> SET EXERCISE
Reproduce all lines of the listing below in which the word "this" occurs.

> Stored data
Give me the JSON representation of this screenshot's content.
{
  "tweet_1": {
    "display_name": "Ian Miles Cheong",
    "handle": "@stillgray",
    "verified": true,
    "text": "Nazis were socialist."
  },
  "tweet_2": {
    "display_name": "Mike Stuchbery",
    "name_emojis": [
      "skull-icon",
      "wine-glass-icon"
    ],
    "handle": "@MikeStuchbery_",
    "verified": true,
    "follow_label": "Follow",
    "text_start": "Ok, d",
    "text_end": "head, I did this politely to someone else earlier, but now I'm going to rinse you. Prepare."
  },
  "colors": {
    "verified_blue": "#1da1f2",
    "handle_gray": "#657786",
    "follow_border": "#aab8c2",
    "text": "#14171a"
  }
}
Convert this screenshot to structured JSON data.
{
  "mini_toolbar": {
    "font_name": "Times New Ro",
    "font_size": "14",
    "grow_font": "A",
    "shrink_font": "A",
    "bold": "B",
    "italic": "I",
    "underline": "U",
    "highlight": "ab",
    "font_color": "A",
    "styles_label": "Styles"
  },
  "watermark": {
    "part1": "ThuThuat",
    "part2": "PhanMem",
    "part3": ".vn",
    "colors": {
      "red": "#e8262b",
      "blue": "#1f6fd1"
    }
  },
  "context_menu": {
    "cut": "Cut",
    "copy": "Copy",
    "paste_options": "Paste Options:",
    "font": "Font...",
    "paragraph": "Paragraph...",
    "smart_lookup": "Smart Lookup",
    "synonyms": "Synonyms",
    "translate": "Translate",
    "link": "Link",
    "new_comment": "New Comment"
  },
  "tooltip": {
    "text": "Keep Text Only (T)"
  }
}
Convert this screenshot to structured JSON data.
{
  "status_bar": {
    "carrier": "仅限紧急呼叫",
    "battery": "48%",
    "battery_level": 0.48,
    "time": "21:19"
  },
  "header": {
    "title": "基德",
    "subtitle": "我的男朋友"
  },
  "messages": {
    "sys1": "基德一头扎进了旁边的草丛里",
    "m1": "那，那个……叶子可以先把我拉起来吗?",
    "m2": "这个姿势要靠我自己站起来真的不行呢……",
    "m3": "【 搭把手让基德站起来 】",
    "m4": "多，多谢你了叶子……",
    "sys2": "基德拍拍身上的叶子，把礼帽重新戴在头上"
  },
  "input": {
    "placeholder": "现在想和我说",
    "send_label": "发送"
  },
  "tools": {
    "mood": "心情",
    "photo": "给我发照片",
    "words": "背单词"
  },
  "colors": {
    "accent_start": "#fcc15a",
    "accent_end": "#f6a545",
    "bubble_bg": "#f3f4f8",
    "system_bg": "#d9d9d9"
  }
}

> TASK OUTPUT
Give me the JSON representation of this screenshot's content.
    "text_end": "head, I did this politely to someone else earlier, but now I'm going to rinse you. Prepare."
Convert this screenshot to structured JSON data.
Convert this screenshot to structured JSON data.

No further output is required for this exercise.